### Page excerpt
....
In his final chapter, Ta-Nehisi Coates reflects on Donald Trump’s election, a tragic turn of events from his point of view.
Race trumped class
Many commentators on the Trump election prefer to explain it more by class than by race. Focusing on Trump’s slim but crucial victories in industrial states like Michigan and Pennsylvania, they tell a story of working-class voters threatened by trends like globalization, loss of manufacturing jobs, and the declining share of national income going to labor. Although there is some truth to this interpretation, Coates has some good reasons to be skeptical.
As I pointed out in my post “Why Trump Won” shortly after the election, Trump won Michigan by less than one percentage point, but he won Alabama by 28 points. This is no surprise to Coates, who finds that race and racial attitudes were better predictors of voting than economic class. Although enough Obama voters switched their allegiance to Trump to swing the election, the bulk of the Trump voters were the same whites who never supported Obama in the first place.
There are plenty of working-class people in all racial groups, and “deindustrialization, globalization, and broad income inequality…have landed with at least as great a force upon black and Latino people in our country as upon white people.” Yet it was primarily whites who went for Trump, by a 20-point margin according to the exit polls. Clinton won blacks by an 81-point margin, and she won both Latinos and Asians by 38 points.
....
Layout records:
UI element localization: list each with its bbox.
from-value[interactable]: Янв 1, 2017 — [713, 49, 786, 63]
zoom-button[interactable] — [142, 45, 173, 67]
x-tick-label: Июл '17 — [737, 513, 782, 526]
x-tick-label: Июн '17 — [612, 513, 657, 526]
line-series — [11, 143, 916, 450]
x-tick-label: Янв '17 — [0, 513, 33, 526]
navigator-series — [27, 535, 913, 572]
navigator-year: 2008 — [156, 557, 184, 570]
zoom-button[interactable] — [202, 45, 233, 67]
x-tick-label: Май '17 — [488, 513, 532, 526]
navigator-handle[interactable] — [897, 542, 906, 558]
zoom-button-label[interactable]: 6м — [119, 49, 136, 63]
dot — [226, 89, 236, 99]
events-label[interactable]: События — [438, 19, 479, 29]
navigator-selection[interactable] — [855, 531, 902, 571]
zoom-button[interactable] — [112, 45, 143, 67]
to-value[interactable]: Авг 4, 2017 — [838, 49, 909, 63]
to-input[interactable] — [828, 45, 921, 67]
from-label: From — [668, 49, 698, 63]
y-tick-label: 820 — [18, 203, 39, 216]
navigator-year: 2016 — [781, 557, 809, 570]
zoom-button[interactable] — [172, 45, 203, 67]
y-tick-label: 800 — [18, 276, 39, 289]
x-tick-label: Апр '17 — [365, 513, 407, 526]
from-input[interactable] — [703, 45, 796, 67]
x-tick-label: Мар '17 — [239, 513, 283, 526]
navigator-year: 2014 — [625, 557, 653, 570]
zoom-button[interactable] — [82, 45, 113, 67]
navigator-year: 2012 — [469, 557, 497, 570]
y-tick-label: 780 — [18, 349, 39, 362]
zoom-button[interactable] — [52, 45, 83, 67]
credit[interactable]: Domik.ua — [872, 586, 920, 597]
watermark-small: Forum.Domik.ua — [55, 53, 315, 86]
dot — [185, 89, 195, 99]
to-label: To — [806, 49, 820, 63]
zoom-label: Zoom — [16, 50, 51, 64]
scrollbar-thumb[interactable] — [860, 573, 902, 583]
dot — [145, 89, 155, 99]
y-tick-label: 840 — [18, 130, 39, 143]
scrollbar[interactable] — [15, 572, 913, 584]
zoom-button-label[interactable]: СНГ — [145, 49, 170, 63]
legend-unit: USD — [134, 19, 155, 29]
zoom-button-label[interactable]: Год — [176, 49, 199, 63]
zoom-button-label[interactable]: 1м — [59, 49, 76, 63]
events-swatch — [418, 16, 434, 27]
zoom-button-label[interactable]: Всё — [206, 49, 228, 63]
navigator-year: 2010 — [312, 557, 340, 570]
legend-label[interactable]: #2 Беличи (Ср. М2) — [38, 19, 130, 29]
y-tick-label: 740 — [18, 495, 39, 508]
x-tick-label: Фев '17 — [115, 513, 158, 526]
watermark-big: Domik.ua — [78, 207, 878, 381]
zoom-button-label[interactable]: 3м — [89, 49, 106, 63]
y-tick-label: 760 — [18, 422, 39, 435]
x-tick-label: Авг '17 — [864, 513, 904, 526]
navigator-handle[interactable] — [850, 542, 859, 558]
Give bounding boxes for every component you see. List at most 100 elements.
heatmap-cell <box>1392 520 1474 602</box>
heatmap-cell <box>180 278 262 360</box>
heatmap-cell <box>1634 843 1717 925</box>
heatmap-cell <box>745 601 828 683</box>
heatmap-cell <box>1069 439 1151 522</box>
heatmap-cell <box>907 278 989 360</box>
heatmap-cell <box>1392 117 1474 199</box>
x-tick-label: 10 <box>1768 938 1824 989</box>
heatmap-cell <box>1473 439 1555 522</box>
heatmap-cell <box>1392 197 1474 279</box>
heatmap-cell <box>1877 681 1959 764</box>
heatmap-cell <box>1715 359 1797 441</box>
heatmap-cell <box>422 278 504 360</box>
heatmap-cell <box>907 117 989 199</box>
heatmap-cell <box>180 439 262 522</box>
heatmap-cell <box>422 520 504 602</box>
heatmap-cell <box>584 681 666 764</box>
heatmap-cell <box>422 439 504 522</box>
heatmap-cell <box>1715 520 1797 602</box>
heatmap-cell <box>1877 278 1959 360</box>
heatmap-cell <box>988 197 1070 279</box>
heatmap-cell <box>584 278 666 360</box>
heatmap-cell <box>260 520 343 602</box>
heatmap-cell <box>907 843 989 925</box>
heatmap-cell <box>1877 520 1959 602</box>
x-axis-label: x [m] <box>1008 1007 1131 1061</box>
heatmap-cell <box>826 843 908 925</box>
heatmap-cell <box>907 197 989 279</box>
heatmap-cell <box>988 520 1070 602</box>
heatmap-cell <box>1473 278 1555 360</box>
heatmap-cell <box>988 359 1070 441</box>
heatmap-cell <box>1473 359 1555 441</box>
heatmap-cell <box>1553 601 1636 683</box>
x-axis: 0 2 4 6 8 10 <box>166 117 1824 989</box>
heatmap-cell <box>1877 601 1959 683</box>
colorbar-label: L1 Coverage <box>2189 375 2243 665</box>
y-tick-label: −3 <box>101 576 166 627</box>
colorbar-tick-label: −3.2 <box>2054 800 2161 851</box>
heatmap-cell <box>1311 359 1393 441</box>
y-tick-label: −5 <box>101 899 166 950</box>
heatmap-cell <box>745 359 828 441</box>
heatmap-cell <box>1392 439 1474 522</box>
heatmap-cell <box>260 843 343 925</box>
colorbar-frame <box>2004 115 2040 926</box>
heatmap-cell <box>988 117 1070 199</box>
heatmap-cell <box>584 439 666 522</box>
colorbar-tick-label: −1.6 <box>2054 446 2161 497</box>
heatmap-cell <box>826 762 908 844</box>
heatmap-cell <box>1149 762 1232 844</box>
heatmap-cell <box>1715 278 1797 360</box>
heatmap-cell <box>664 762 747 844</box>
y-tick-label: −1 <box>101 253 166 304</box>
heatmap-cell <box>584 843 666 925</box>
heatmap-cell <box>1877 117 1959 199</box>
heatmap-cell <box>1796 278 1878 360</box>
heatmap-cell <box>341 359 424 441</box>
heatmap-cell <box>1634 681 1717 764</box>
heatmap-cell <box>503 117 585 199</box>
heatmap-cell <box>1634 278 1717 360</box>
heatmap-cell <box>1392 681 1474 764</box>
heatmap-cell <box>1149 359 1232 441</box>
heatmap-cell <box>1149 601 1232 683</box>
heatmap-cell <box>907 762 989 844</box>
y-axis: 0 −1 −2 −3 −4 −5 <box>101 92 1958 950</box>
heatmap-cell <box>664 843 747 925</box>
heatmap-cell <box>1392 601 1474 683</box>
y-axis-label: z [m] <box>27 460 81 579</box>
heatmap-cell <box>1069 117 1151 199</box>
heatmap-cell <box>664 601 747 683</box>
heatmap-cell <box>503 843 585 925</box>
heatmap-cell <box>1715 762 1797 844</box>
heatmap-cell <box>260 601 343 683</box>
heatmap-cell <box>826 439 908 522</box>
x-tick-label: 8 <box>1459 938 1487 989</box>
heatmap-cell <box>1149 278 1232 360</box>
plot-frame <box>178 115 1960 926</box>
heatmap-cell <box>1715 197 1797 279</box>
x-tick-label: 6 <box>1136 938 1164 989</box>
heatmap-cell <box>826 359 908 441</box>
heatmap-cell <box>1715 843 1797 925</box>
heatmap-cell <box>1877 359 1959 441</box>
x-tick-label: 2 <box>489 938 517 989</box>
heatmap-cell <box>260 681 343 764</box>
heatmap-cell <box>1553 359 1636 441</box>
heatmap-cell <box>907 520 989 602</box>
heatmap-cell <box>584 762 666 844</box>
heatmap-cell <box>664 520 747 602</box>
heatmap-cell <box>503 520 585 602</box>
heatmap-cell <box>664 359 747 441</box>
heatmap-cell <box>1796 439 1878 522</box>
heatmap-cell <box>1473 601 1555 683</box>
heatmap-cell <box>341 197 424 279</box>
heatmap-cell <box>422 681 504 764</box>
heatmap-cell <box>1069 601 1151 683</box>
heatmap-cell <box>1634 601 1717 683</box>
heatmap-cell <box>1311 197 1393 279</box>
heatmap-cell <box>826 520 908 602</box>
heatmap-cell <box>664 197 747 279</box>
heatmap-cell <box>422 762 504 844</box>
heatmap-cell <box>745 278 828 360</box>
....
### Work to do
1. In the passage on Coates and the Trump election, by how many points did Trump win Alabama?
2. How many lines of the records contain the string "from"? Case counts. Give only the number.
The records have no connection to the text about Coates and the Trump election.

### Responses to the exercise
1. 28 points

2. 3